[Stored records]
+ + +

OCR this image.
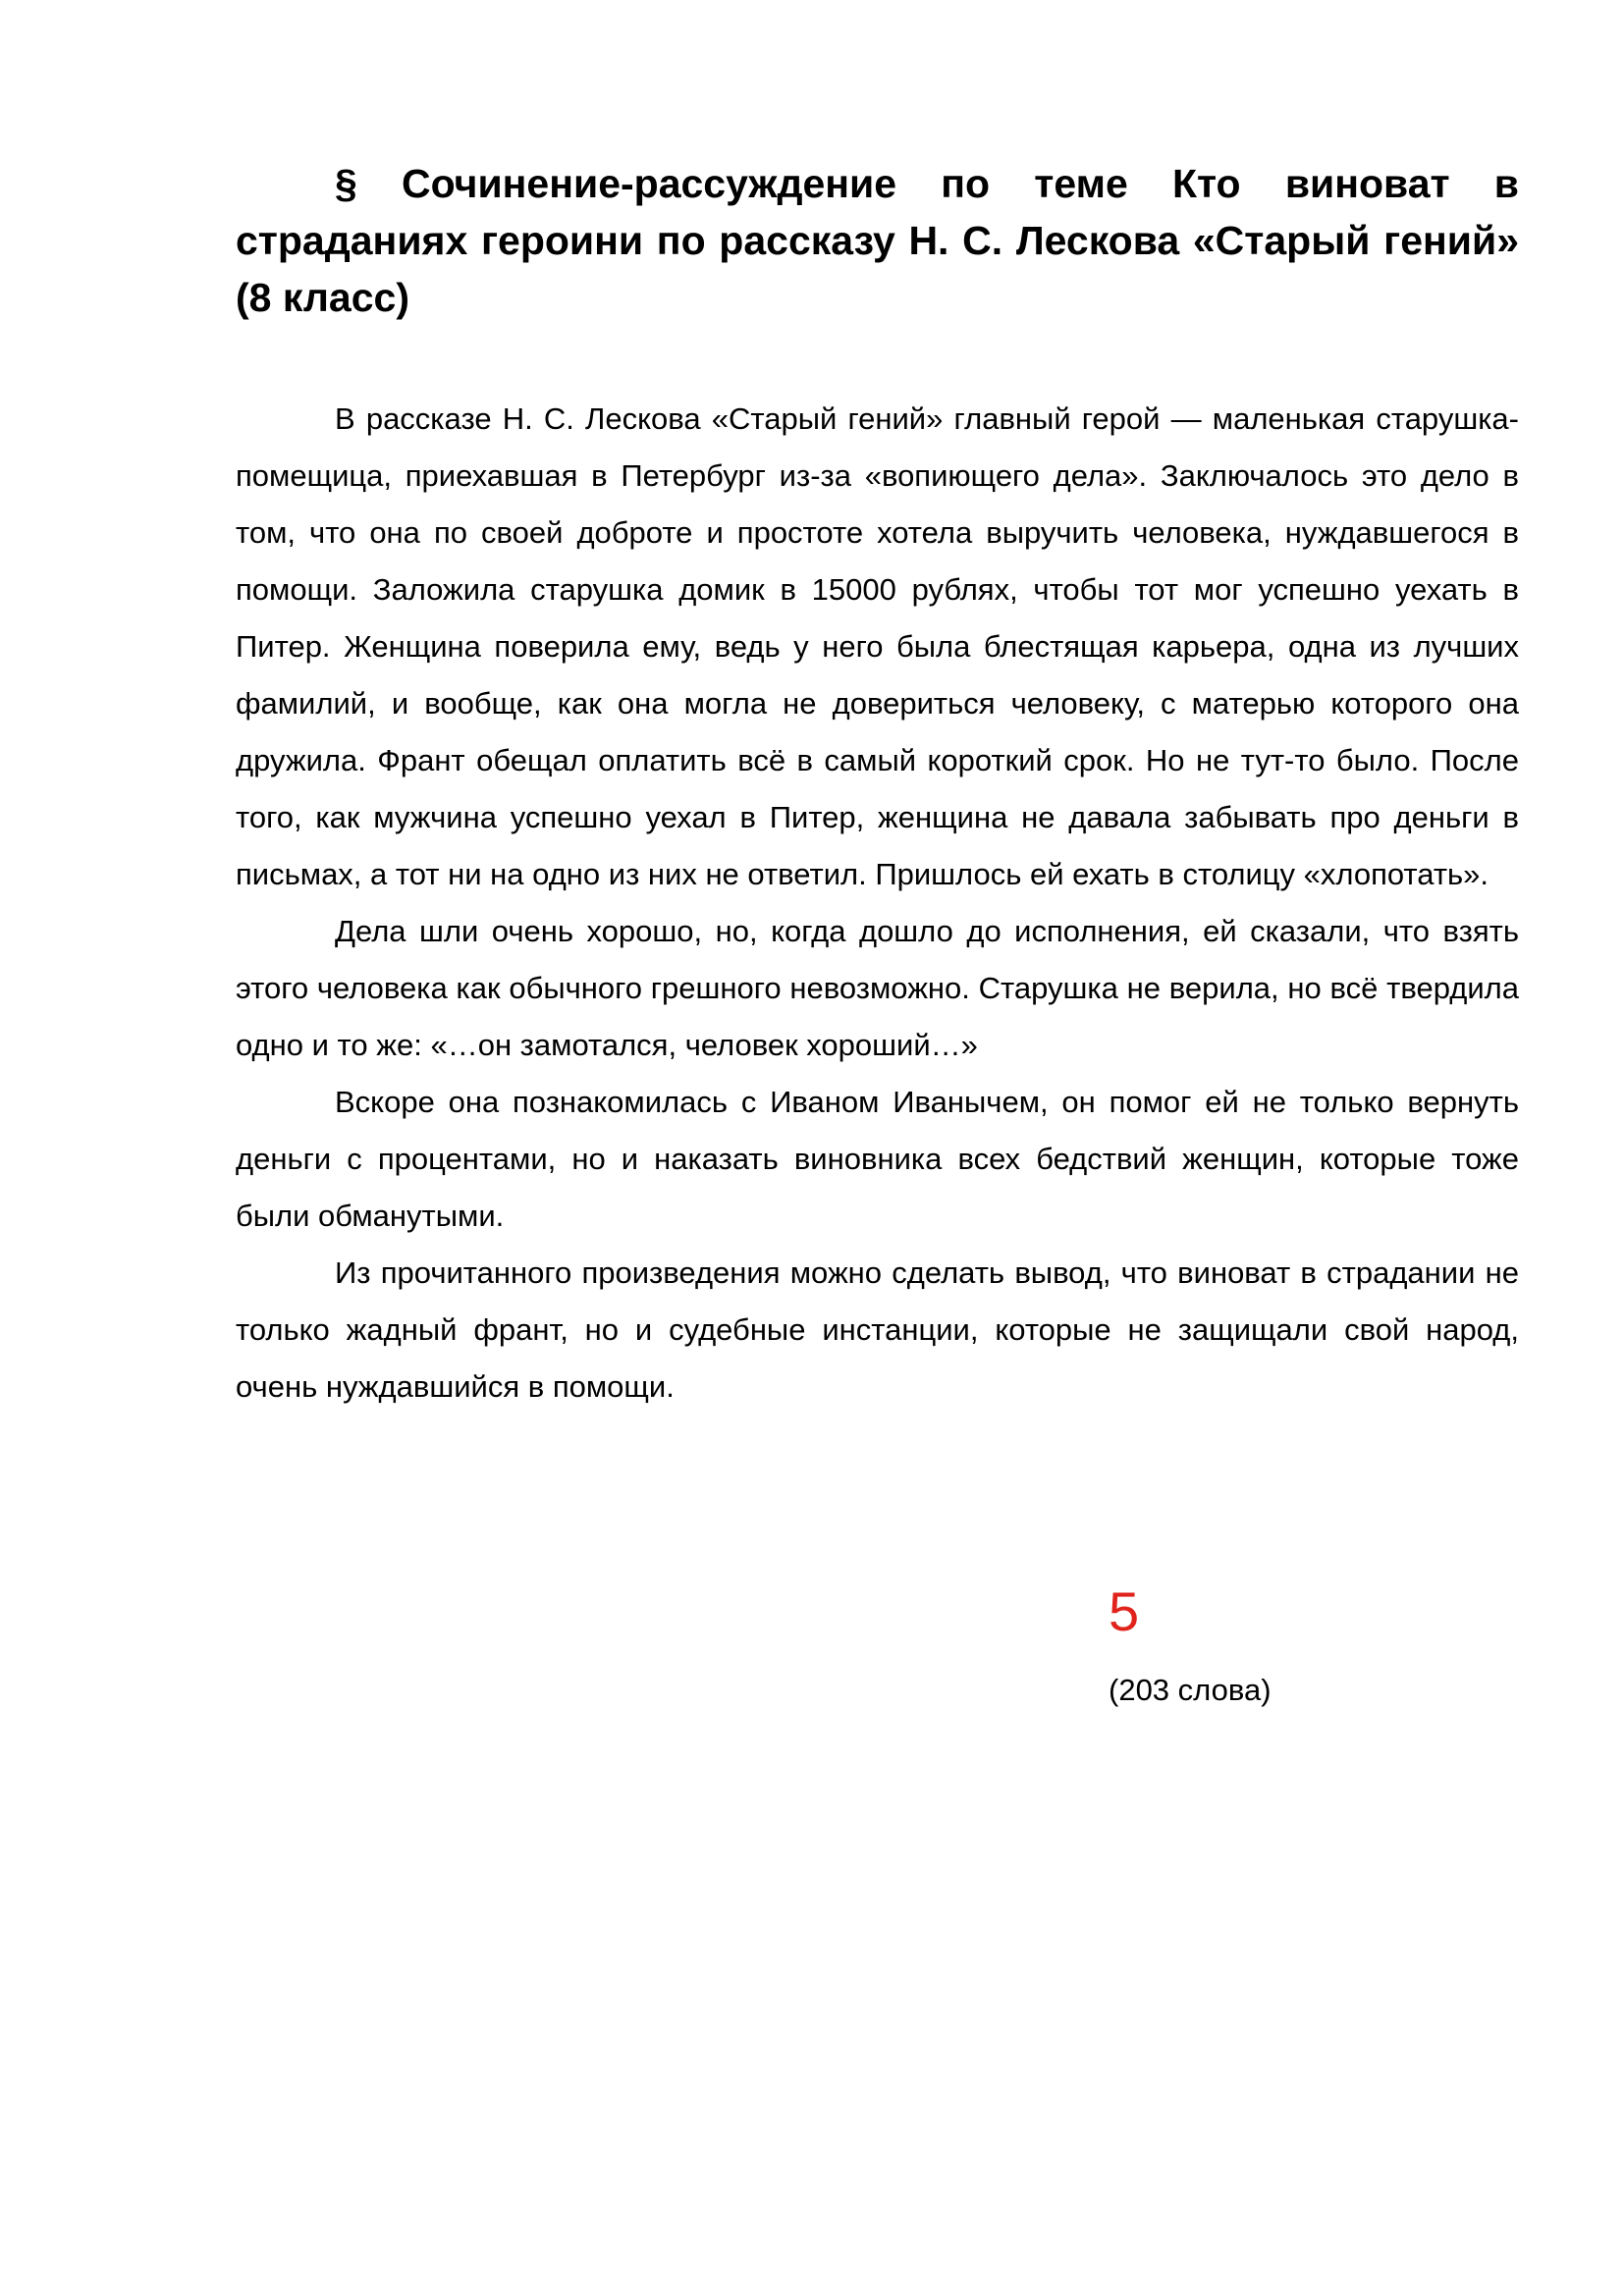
§ Сочинение-рассуждение по теме Кто виноват в страданиях героини по рассказу Н. С. Лескова «Старый гений» (8 класс)

В рассказе Н. С. Лескова «Старый гений» главный герой — маленькая старушка-помещица, приехавшая в Петербург из-за «вопиющего дела». Заключалось это дело в том, что она по своей доброте и простоте хотела выручить человека, нуждавшегося в помощи. Заложила старушка домик в 15000 рублях, чтобы тот мог успешно уехать в Питер. Женщина поверила ему, ведь у него была блестящая карьера, одна из лучших фамилий, и вообще, как она могла не довериться человеку, с матерью которого она дружила. Франт обещал оплатить всё в самый короткий срок. Но не тут-то было. После того, как мужчина успешно уехал в Питер, женщина не давала забывать про деньги в письмах, а тот ни на одно из них не ответил. Пришлось ей ехать в столицу «хлопотать».

Дела шли очень хорошо, но, когда дошло до исполнения, ей сказали, что взять этого человека как обычного грешного невозможно. Старушка не верила, но всё твердила одно и то же: «…он замотался, человек хороший…»

Вскоре она познакомилась с Иваном Иванычем, он помог ей не только вернуть деньги с процентами, но и наказать виновника всех бедствий женщин, которые тоже были обманутыми.

Из прочитанного произведения можно сделать вывод, что виноват в страдании не только жадный франт, но и судебные инстанции, которые не защищали свой народ, очень нуждавшийся в помощи.

5
(203 слова)
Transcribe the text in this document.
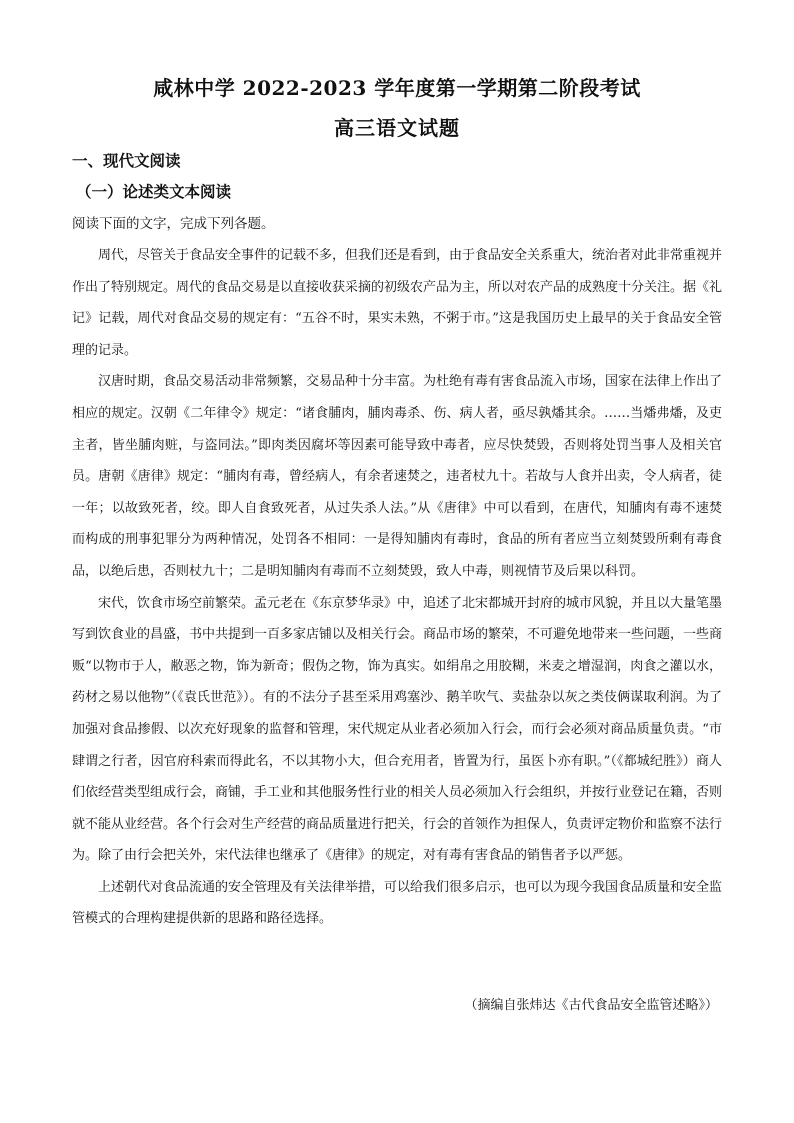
咸林中学 2022-2023 学年度第一学期第二阶段考试
高三语文试题
一、现代文阅读
（一）论述类文本阅读
阅读下面的文字，完成下列各题。

周代，尽管关于食品安全事件的记载不多，但我们还是看到，由于食品安全关系重大，统治者对此非常重视并作出了特别规定。周代的食品交易是以直接收获采摘的初级农产品为主，所以对农产品的成熟度十分关注。据《礼记》记载，周代对食品交易的规定有：“五谷不时，果实未熟，不粥于市。”这是我国历史上最早的关于食品安全管理的记录。

汉唐时期，食品交易活动非常频繁，交易品种十分丰富。为杜绝有毒有害食品流入市场，国家在法律上作出了相应的规定。汉朝《二年律令》规定：“诸食脯肉，脯肉毒杀、伤、病人者，亟尽孰燔其余。……当燔弗燔，及吏主者，皆坐脯肉赃，与盗同法。”即肉类因腐坏等因素可能导致中毒者，应尽快焚毁，否则将处罚当事人及相关官员。唐朝《唐律》规定：“脯肉有毒，曾经病人，有余者速焚之，违者杖九十。若故与人食并出卖，令人病者，徒一年；以故致死者，绞。即人自食致死者，从过失杀人法。”从《唐律》中可以看到，在唐代，知脯肉有毒不速焚而构成的刑事犯罪分为两种情况，处罚各不相同：一是得知脯肉有毒时，食品的所有者应当立刻焚毁所剩有毒食品，以绝后患，否则杖九十；二是明知脯肉有毒而不立刻焚毁，致人中毒，则视情节及后果以科罚。

宋代，饮食市场空前繁荣。孟元老在《东京梦华录》中，追述了北宋都城开封府的城市风貌，并且以大量笔墨写到饮食业的昌盛，书中共提到一百多家店铺以及相关行会。商品市场的繁荣，不可避免地带来一些问题，一些商贩“以物市于人，敝恶之物，饰为新奇；假伪之物，饰为真实。如绢帛之用胶糊，米麦之增湿润，肉食之灌以水，药材之易以他物”（《袁氏世范》）。有的不法分子甚至采用鸡塞沙、鹅羊吹气、卖盐杂以灰之类伎俩谋取利润。为了加强对食品掺假、以次充好现象的监督和管理，宋代规定从业者必须加入行会，而行会必须对商品质量负责。“市肆谓之行者，因官府科索而得此名，不以其物小大，但合充用者，皆置为行，虽医卜亦有职。”（《都城纪胜》）商人们依经营类型组成行会，商铺，手工业和其他服务性行业的相关人员必须加入行会组织，并按行业登记在籍，否则就不能从业经营。各个行会对生产经营的商品质量进行把关，行会的首领作为担保人，负责评定物价和监察不法行为。除了由行会把关外，宋代法律也继承了《唐律》的规定，对有毒有害食品的销售者予以严惩。

上述朝代对食品流通的安全管理及有关法律举措，可以给我们很多启示，也可以为现今我国食品质量和安全监管模式的合理构建提供新的思路和路径选择。

（摘编自张炜达《古代食品安全监管述略》）
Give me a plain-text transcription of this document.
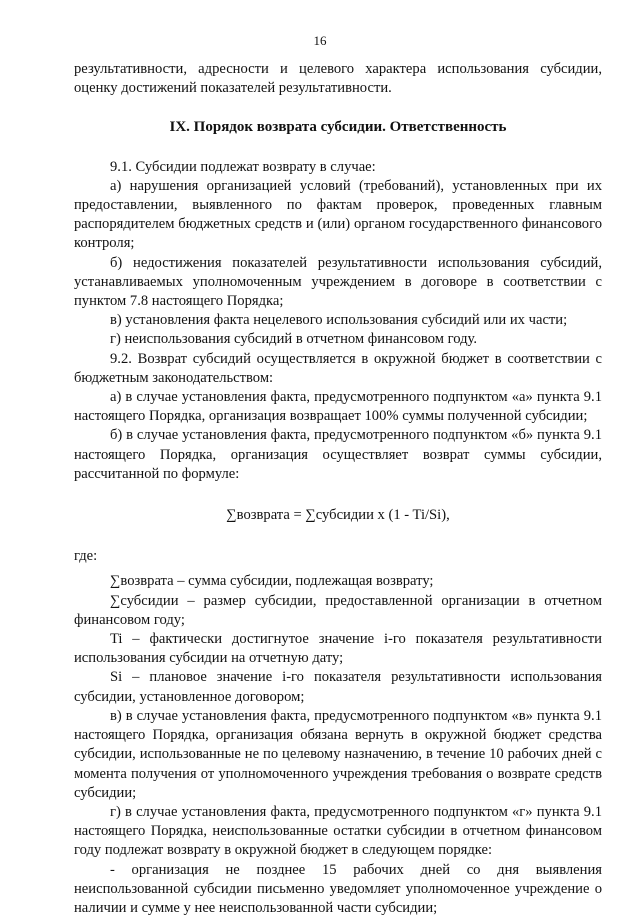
16

результативности, адресности и целевого характера использования субсидии, оценку достижений показателей результативности.

IX. Порядок возврата субсидии. Ответственность

9.1. Субсидии подлежат возврату в случае:

а) нарушения организацией условий (требований), установленных при их предоставлении, выявленного по фактам проверок, проведенных главным распорядителем бюджетных средств и (или) органом государственного финансового контроля;

б) недостижения показателей результативности использования субсидий, устанавливаемых уполномоченным учреждением в договоре в соответствии с пунктом 7.8 настоящего Порядка;

в) установления факта нецелевого использования субсидий или их части;

г) неиспользования субсидий в отчетном финансовом году.

9.2. Возврат субсидий осуществляется в окружной бюджет в соответствии с бюджетным законодательством:

а) в случае установления факта, предусмотренного подпунктом «а» пункта 9.1 настоящего Порядка, организация возвращает 100% суммы полученной субсидии;

б) в случае установления факта, предусмотренного подпунктом «б» пункта 9.1 настоящего Порядка, организация осуществляет возврат суммы субсидии, рассчитанной по формуле:

∑возврата = ∑субсидии x (1 - Ti/Si),

где:

∑возврата – сумма субсидии, подлежащая возврату;

∑субсидии – размер субсидии, предоставленной организации в отчетном финансовом году;

Ti – фактически достигнутое значение i-го показателя результативности использования субсидии на отчетную дату;

Si – плановое значение i-го показателя результативности использования субсидии, установленное договором;

в) в случае установления факта, предусмотренного подпунктом «в» пункта 9.1 настоящего Порядка, организация обязана вернуть в окружной бюджет средства субсидии, использованные не по целевому назначению, в течение 10 рабочих дней с момента получения от уполномоченного учреждения требования о возврате средств субсидии;

г) в случае установления факта, предусмотренного подпунктом «г» пункта 9.1 настоящего Порядка, неиспользованные остатки субсидии в отчетном финансовом году подлежат возврату в окружной бюджет в следующем порядке:

- организация не позднее 15 рабочих дней со дня выявления неиспользованной субсидии письменно уведомляет уполномоченное учреждение о наличии и сумме у нее неиспользованной части субсидии;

+ + +

▶ [TASK]:
Each entry must be retyped word for word, with every image omitted.

▶ [RESULT]:
OCR this image.
§ Сочинение-рассуждение по теме Кто виноват в страданиях героини по рассказу Н. С. Лескова «Старый гений» (8 класс)

В рассказе Н. С. Лескова «Старый гений» главный герой — маленькая старушка-помещица, приехавшая в Петербург из-за «вопиющего дела». Заключалось это дело в том, что она по своей доброте и простоте хотела выручить человека, нуждавшегося в помощи. Заложила старушка домик в 15000 рублях, чтобы тот мог успешно уехать в Питер. Женщина поверила ему, ведь у него была блестящая карьера, одна из лучших фамилий, и вообще, как она могла не довериться человеку, с матерью которого она дружила. Франт обещал оплатить всё в самый короткий срок. Но не тут-то было. После того, как мужчина успешно уехал в Питер, женщина не давала забывать про деньги в письмах, а тот ни на одно из них не ответил. Пришлось ей ехать в столицу «хлопотать».

Дела шли очень хорошо, но, когда дошло до исполнения, ей сказали, что взять этого человека как обычного грешного невозможно. Старушка не верила, но всё твердила одно и то же: «…он замотался, человек хороший…»

Вскоре она познакомилась с Иваном Иванычем, он помог ей не только вернуть деньги с процентами, но и наказать виновника всех бедствий женщин, которые тоже были обманутыми.

Из прочитанного произведения можно сделать вывод, что виноват в страдании не только жадный франт, но и судебные инстанции, которые не защищали свой народ, очень нуждавшийся в помощи.

5
(203 слова)
Transcribe the text in this document.
咸林中学 2022-2023 学年度第一学期第二阶段考试
高三语文试题
一、现代文阅读
（一）论述类文本阅读
阅读下面的文字，完成下列各题。

周代，尽管关于食品安全事件的记载不多，但我们还是看到，由于食品安全关系重大，统治者对此非常重视并作出了特别规定。周代的食品交易是以直接收获采摘的初级农产品为主，所以对农产品的成熟度十分关注。据《礼记》记载，周代对食品交易的规定有：“五谷不时，果实未熟，不粥于市。”这是我国历史上最早的关于食品安全管理的记录。

汉唐时期，食品交易活动非常频繁，交易品种十分丰富。为杜绝有毒有害食品流入市场，国家在法律上作出了相应的规定。汉朝《二年律令》规定：“诸食脯肉，脯肉毒杀、伤、病人者，亟尽孰燔其余。……当燔弗燔，及吏主者，皆坐脯肉赃，与盗同法。”即肉类因腐坏等因素可能导致中毒者，应尽快焚毁，否则将处罚当事人及相关官员。唐朝《唐律》规定：“脯肉有毒，曾经病人，有余者速焚之，违者杖九十。若故与人食并出卖，令人病者，徒一年；以故致死者，绞。即人自食致死者，从过失杀人法。”从《唐律》中可以看到，在唐代，知脯肉有毒不速焚而构成的刑事犯罪分为两种情况，处罚各不相同：一是得知脯肉有毒时，食品的所有者应当立刻焚毁所剩有毒食品，以绝后患，否则杖九十；二是明知脯肉有毒而不立刻焚毁，致人中毒，则视情节及后果以科罚。

宋代，饮食市场空前繁荣。孟元老在《东京梦华录》中，追述了北宋都城开封府的城市风貌，并且以大量笔墨写到饮食业的昌盛，书中共提到一百多家店铺以及相关行会。商品市场的繁荣，不可避免地带来一些问题，一些商贩“以物市于人，敝恶之物，饰为新奇；假伪之物，饰为真实。如绢帛之用胶糊，米麦之增湿润，肉食之灌以水，药材之易以他物”（《袁氏世范》）。有的不法分子甚至采用鸡塞沙、鹅羊吹气、卖盐杂以灰之类伎俩谋取利润。为了加强对食品掺假、以次充好现象的监督和管理，宋代规定从业者必须加入行会，而行会必须对商品质量负责。“市肆谓之行者，因官府科索而得此名，不以其物小大，但合充用者，皆置为行，虽医卜亦有职。”（《都城纪胜》）商人们依经营类型组成行会，商铺，手工业和其他服务性行业的相关人员必须加入行会组织，并按行业登记在籍，否则就不能从业经营。各个行会对生产经营的商品质量进行把关，行会的首领作为担保人，负责评定物价和监察不法行为。除了由行会把关外，宋代法律也继承了《唐律》的规定，对有毒有害食品的销售者予以严惩。

上述朝代对食品流通的安全管理及有关法律举措，可以给我们很多启示，也可以为现今我国食品质量和安全监管模式的合理构建提供新的思路和路径选择。

（摘编自张炜达《古代食品安全监管述略》）
Give me a plain-text transcription of this document.
16

результативности, адресности и целевого характера использования субсидии, оценку достижений показателей результативности.

IX. Порядок возврата субсидии. Ответственность

9.1. Субсидии подлежат возврату в случае:

а) нарушения организацией условий (требований), установленных при их предоставлении, выявленного по фактам проверок, проведенных главным распорядителем бюджетных средств и (или) органом государственного финансового контроля;

б) недостижения показателей результативности использования субсидий, устанавливаемых уполномоченным учреждением в договоре в соответствии с пунктом 7.8 настоящего Порядка;

в) установления факта нецелевого использования субсидий или их части;

г) неиспользования субсидий в отчетном финансовом году.

9.2. Возврат субсидий осуществляется в окружной бюджет в соответствии с бюджетным законодательством:

а) в случае установления факта, предусмотренного подпунктом «а» пункта 9.1 настоящего Порядка, организация возвращает 100% суммы полученной субсидии;

б) в случае установления факта, предусмотренного подпунктом «б» пункта 9.1 настоящего Порядка, организация осуществляет возврат суммы субсидии, рассчитанной по формуле:

∑возврата = ∑субсидии x (1 - Ti/Si),

где:

∑возврата – сумма субсидии, подлежащая возврату;

∑субсидии – размер субсидии, предоставленной организации в отчетном финансовом году;

Ti – фактически достигнутое значение i-го показателя результативности использования субсидии на отчетную дату;

Si – плановое значение i-го показателя результативности использования субсидии, установленное договором;

в) в случае установления факта, предусмотренного подпунктом «в» пункта 9.1 настоящего Порядка, организация обязана вернуть в окружной бюджет средства субсидии, использованные не по целевому назначению, в течение 10 рабочих дней с момента получения от уполномоченного учреждения требования о возврате средств субсидии;

г) в случае установления факта, предусмотренного подпунктом «г» пункта 9.1 настоящего Порядка, неиспользованные остатки субсидии в отчетном финансовом году подлежат возврату в окружной бюджет в следующем порядке:

- организация не позднее 15 рабочих дней со дня выявления неиспользованной субсидии письменно уведомляет уполномоченное учреждение о наличии и сумме у нее неиспользованной части субсидии;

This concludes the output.